Problems and tasks:
a. According to the project description, what output format does the tool produce by default?
b. Reproduce every row of the first block, from the row containing "y-tick-label: 30 bbox=[87, 295, 120, 328]" down to the row containing "y-tick-label: 40 bbox=[87, 245, 120, 278]", both ends included.

Extract:
## begin
Skip to main content

CLI tool for converting PDF documents to Markdown or HTML using Mistral OCR.

Project description

emx-mistral-ocr-cli

CLI tool for converting PDF documents to Markdown or HTML using Mistral OCR.

Features

  • PDF -> Markdown (default) or HTML output
  • Automatic output format detection from --out extension (.html/.htm -> HTML)
  • Optional page selection via --pages (1-12, 2,5,10-12, ...)
  • Optional local PDF slicing before upload (--slice-pdf) to help with very large PDFs (e.g. >1000 pages)
  • Optional extracted image export
  • HTML mode with embedded HTML tables and built-in CSS styling
  • Local chapter index analysis before OCR (--analyze-index)
  • Retry handling for temporary Mistral API errors
  • Safe output behavior (no overwrite without --force)
## end
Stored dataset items
## begin
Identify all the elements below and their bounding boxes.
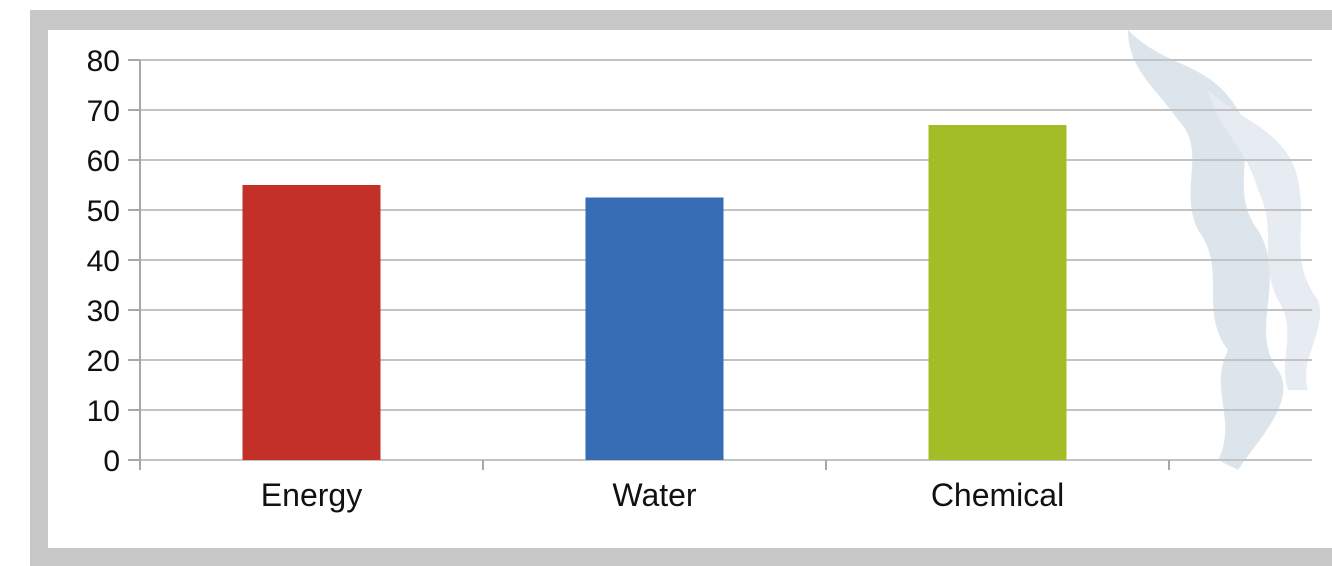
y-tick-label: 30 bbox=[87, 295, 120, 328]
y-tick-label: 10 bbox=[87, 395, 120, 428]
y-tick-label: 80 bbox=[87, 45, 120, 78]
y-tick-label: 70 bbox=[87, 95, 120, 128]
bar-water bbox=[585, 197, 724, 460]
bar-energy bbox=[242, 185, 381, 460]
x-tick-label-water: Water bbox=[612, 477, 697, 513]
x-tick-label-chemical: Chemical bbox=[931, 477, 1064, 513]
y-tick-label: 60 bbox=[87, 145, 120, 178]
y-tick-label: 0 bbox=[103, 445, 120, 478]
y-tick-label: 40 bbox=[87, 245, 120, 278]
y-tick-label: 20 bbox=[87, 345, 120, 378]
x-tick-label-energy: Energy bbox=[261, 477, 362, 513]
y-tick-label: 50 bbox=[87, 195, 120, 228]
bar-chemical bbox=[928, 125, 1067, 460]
## end
## begin
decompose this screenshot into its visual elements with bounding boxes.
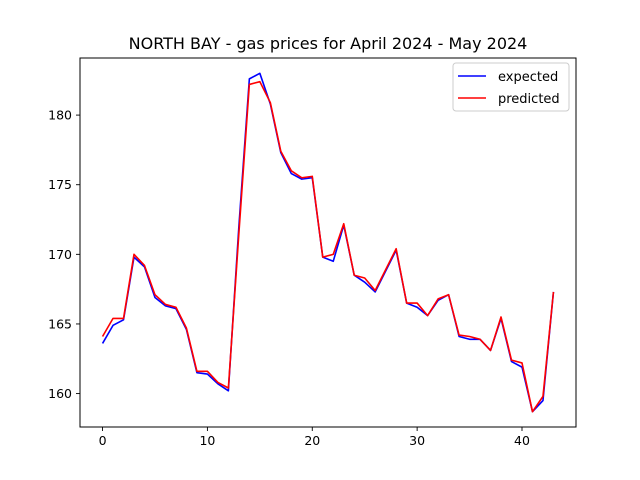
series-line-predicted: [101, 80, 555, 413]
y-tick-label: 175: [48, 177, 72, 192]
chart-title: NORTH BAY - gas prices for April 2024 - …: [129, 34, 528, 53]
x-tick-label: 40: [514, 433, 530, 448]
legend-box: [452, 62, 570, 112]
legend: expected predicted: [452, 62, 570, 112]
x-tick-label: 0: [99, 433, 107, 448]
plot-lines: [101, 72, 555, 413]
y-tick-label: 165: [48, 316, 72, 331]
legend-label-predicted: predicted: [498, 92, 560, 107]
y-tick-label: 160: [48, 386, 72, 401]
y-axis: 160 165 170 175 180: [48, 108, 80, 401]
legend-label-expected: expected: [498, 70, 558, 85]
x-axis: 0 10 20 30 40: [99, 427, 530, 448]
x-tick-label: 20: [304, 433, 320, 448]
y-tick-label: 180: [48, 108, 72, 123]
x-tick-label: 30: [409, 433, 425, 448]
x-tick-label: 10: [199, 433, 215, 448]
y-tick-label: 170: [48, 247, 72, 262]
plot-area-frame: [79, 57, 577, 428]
## end
## begin
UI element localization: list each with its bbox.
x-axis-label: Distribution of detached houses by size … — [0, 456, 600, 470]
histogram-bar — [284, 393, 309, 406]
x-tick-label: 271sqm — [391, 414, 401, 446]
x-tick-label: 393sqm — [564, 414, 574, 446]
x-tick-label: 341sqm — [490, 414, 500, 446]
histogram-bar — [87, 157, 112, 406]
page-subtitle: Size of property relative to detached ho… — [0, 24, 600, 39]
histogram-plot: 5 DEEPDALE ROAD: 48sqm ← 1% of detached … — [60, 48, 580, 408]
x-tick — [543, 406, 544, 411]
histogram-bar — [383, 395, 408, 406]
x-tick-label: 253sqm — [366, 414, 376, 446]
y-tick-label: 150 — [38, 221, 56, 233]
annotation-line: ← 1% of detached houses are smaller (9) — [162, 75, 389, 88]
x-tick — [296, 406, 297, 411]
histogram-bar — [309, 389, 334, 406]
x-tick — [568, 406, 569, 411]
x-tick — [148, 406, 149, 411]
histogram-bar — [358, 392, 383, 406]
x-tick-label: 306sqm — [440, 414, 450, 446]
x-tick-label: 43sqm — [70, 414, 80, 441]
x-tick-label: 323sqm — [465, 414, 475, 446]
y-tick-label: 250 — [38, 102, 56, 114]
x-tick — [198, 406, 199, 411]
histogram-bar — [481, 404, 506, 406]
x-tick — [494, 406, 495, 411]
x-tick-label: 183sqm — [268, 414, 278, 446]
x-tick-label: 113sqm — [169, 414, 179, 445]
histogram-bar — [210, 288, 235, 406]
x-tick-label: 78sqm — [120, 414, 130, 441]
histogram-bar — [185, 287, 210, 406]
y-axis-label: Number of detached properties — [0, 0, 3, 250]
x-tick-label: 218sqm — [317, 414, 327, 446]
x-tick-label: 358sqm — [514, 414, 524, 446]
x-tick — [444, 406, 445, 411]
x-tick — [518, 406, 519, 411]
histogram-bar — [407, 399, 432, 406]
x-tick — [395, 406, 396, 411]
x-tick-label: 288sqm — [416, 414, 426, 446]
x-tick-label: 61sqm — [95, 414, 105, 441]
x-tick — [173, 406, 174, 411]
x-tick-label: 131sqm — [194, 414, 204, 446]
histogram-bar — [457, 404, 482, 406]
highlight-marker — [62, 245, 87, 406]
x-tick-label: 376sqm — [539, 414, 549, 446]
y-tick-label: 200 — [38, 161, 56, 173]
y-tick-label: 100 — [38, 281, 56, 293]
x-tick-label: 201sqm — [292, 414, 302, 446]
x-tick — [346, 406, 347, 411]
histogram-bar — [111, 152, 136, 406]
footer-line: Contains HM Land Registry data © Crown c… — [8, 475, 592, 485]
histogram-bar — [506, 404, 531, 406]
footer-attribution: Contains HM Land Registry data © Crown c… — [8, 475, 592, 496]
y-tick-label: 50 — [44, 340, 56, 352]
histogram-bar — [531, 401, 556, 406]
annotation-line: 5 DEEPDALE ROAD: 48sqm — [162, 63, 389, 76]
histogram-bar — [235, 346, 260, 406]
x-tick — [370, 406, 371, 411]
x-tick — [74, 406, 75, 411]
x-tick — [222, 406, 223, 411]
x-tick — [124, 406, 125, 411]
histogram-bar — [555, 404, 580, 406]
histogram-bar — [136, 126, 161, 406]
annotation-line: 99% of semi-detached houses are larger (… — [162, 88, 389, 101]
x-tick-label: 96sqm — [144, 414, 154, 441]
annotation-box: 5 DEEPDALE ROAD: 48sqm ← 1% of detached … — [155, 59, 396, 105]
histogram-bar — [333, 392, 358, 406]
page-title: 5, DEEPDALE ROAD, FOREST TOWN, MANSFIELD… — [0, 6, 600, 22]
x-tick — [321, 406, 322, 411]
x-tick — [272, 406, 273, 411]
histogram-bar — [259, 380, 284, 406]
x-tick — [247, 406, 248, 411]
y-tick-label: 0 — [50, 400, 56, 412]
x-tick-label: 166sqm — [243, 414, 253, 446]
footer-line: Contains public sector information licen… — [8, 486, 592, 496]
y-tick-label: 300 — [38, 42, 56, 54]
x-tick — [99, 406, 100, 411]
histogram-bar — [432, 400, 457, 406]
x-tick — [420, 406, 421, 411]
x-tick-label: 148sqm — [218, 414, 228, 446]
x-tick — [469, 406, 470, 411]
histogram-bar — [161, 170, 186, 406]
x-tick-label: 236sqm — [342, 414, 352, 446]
## end
Responses to the tasks:
a. Markdown

b.
y-tick-label: 30 bbox=[87, 295, 120, 328]
y-tick-label: 10 bbox=[87, 395, 120, 428]
y-tick-label: 80 bbox=[87, 45, 120, 78]
y-tick-label: 70 bbox=[87, 95, 120, 128]
bar-water bbox=[585, 197, 724, 460]
bar-energy bbox=[242, 185, 381, 460]
x-tick-label-water: Water bbox=[612, 477, 697, 513]
x-tick-label-chemical: Chemical bbox=[931, 477, 1064, 513]
y-tick-label: 60 bbox=[87, 145, 120, 178]
y-tick-label: 0 bbox=[103, 445, 120, 478]
y-tick-label: 40 bbox=[87, 245, 120, 278]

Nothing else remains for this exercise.